(Exercise):
Give the number of lines below that contain the word "August", and nothing else.

▶

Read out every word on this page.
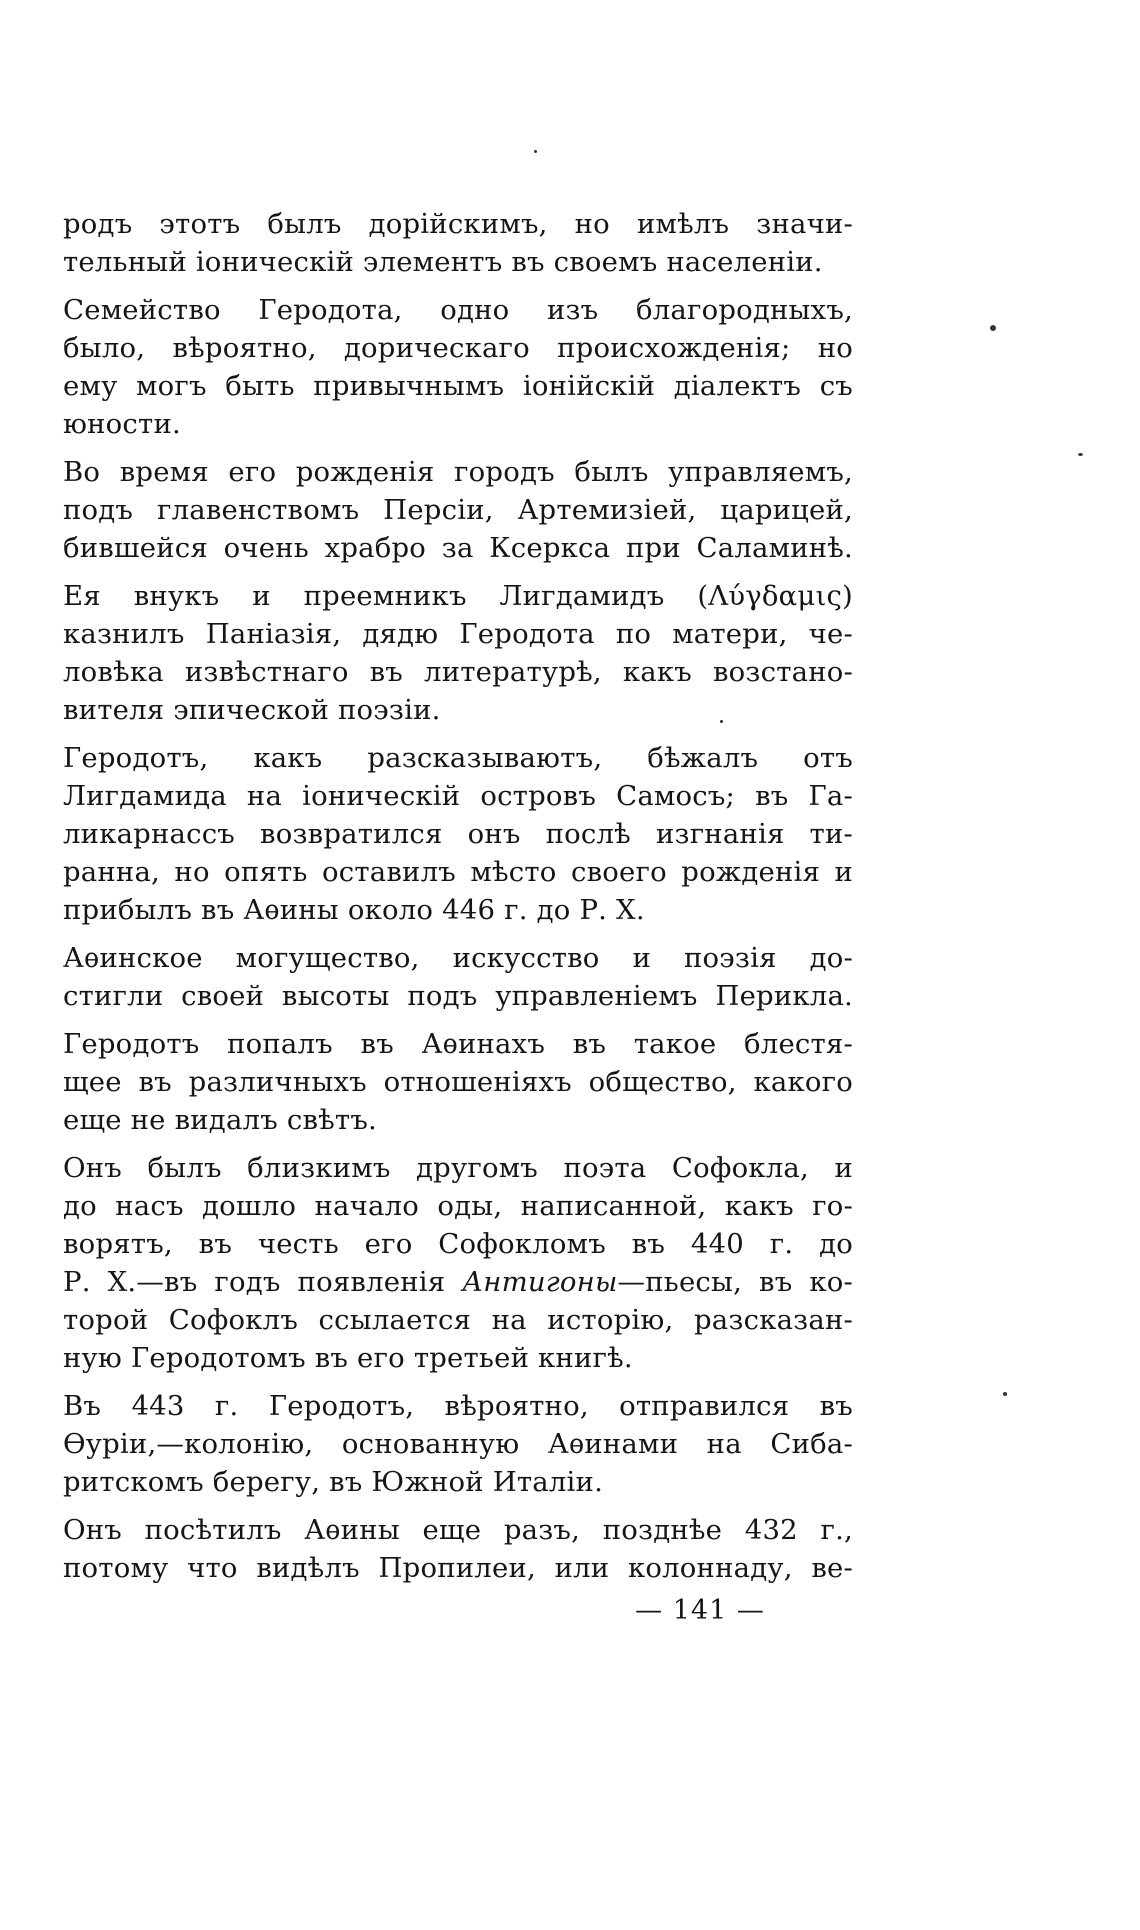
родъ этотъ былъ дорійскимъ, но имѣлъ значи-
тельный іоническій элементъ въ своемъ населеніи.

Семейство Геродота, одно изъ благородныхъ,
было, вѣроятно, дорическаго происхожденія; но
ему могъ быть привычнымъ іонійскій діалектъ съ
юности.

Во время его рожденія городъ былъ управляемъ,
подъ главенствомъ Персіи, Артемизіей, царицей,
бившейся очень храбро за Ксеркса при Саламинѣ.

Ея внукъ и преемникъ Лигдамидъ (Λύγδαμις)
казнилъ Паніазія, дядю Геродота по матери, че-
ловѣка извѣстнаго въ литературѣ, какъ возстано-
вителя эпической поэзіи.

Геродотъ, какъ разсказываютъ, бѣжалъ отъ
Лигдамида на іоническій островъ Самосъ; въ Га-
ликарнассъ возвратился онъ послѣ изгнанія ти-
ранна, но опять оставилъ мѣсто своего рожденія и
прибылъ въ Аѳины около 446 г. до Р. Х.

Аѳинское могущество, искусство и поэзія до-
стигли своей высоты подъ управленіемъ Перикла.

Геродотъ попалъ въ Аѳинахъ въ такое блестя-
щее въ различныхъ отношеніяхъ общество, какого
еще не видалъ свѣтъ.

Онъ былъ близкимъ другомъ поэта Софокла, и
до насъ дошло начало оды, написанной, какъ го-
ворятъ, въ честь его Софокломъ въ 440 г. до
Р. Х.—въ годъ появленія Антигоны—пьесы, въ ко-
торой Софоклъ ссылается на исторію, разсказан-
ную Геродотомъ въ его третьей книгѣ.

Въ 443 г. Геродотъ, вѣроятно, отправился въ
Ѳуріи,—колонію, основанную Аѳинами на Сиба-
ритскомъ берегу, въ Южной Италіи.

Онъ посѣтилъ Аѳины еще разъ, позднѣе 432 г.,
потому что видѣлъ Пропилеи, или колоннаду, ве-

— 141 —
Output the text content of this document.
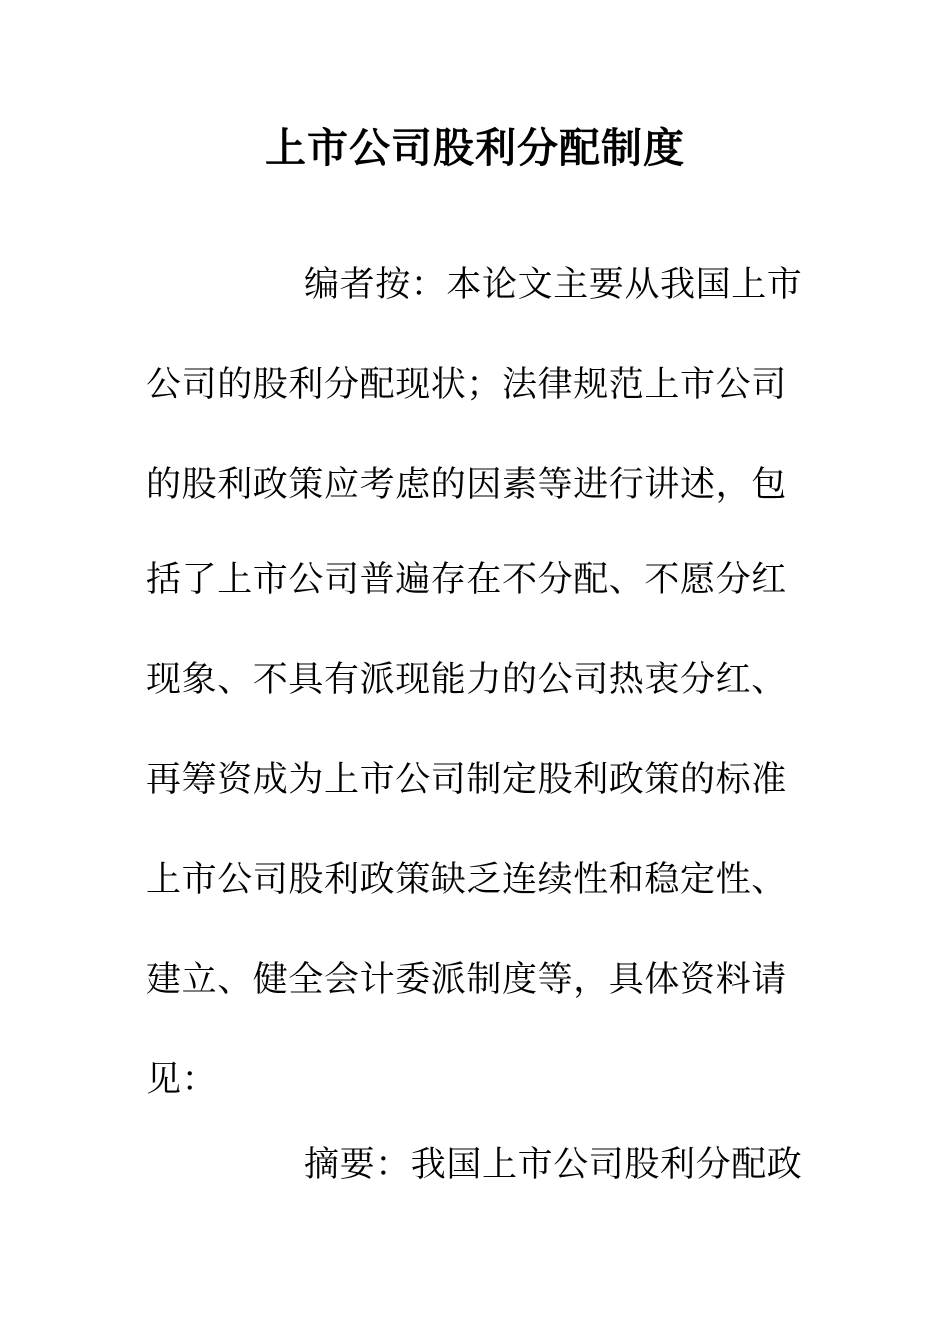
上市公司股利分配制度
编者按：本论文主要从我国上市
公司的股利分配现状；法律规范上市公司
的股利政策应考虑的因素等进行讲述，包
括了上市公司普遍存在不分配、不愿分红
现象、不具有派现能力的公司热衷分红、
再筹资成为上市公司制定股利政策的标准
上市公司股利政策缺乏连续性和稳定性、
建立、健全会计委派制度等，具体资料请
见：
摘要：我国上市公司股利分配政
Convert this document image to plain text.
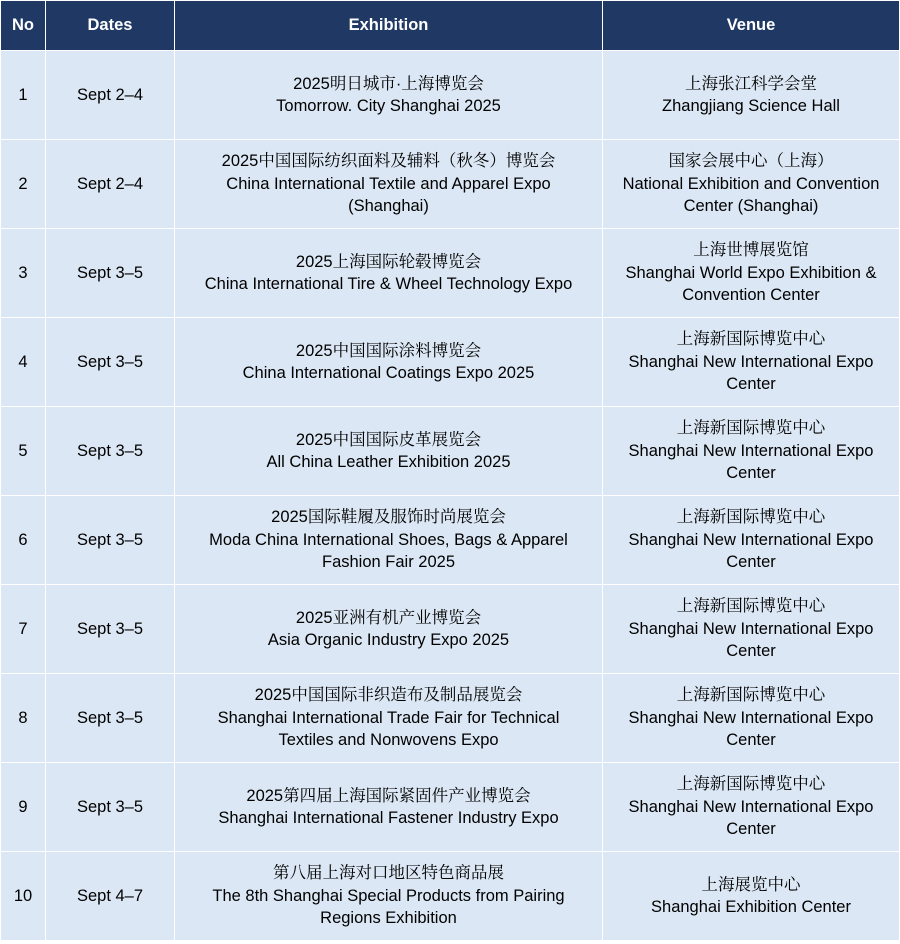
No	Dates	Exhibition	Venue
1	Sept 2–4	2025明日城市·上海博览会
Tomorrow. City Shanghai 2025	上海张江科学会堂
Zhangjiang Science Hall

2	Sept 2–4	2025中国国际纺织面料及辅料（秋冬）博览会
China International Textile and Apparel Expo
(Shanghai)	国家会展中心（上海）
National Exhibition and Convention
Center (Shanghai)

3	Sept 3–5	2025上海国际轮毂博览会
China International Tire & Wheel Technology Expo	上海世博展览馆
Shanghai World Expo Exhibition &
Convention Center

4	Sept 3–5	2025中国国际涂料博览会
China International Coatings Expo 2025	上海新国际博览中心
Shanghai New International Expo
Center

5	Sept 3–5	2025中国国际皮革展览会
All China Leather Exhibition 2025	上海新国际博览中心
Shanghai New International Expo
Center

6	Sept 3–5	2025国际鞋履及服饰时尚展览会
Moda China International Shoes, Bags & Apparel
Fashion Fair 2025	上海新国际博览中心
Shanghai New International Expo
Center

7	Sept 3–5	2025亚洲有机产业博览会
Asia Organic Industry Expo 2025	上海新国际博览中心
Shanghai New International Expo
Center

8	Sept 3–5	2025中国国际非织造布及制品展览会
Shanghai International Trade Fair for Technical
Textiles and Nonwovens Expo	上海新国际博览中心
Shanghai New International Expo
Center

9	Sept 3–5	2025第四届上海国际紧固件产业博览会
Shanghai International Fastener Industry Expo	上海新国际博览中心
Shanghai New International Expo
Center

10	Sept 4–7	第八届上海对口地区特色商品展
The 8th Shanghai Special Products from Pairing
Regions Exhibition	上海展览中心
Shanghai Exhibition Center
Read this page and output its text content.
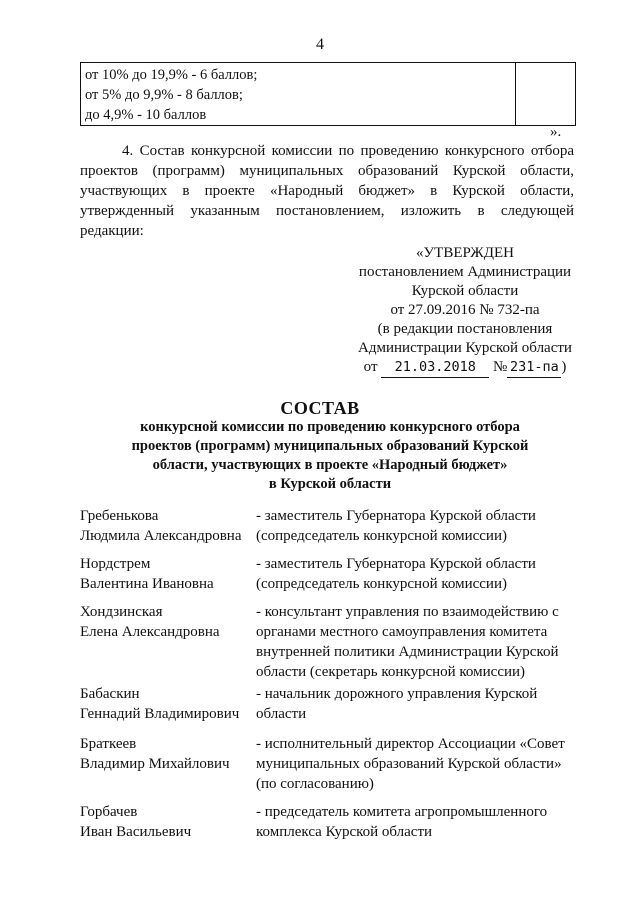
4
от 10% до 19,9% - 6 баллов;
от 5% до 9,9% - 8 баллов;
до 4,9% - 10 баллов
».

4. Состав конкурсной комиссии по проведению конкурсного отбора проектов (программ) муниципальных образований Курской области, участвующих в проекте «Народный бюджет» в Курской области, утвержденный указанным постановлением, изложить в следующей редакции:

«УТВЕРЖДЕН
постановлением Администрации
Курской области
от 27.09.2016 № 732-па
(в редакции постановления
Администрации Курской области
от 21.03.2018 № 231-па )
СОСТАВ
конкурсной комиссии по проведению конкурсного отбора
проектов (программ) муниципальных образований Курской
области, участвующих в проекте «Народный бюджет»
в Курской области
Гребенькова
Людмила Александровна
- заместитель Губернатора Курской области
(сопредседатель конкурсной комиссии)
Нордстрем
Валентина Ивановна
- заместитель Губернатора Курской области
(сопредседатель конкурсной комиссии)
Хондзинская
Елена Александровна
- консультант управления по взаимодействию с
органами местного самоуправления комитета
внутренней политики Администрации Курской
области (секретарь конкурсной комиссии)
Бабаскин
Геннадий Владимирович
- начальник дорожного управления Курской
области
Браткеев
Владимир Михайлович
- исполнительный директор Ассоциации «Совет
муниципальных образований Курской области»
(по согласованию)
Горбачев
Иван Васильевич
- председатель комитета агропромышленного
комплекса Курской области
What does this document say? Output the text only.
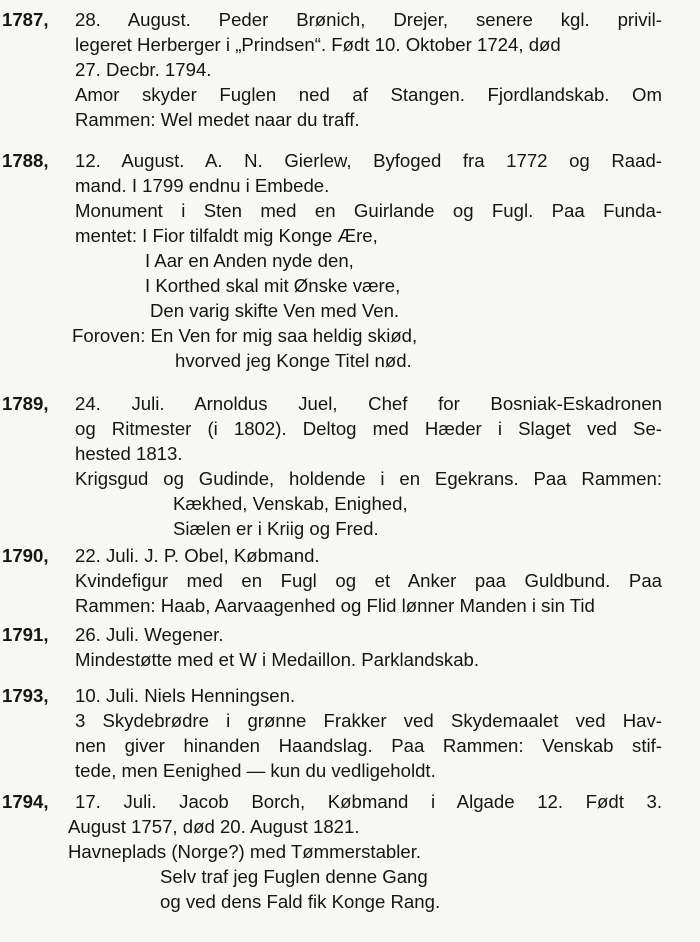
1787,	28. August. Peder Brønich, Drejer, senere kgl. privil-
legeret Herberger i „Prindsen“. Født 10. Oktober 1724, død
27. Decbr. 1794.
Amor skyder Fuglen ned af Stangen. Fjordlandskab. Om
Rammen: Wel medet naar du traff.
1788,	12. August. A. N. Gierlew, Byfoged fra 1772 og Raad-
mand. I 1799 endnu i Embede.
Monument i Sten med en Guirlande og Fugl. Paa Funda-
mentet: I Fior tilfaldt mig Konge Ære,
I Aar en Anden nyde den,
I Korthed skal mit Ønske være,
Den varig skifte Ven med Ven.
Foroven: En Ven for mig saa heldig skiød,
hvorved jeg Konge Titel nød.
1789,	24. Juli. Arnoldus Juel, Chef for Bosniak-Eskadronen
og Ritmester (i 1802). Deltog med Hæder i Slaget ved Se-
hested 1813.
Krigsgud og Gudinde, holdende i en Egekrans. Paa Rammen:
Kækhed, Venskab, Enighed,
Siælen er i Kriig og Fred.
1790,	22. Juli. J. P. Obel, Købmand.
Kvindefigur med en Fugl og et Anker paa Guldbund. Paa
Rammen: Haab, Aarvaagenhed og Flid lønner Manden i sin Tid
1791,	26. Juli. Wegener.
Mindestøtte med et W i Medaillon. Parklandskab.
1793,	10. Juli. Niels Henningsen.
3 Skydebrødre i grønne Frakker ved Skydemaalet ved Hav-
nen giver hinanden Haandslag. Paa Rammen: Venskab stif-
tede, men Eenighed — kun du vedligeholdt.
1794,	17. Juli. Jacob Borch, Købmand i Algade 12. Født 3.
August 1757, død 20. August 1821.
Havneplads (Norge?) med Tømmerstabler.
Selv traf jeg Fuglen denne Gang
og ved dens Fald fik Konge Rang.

◀

(Exercise solution):
3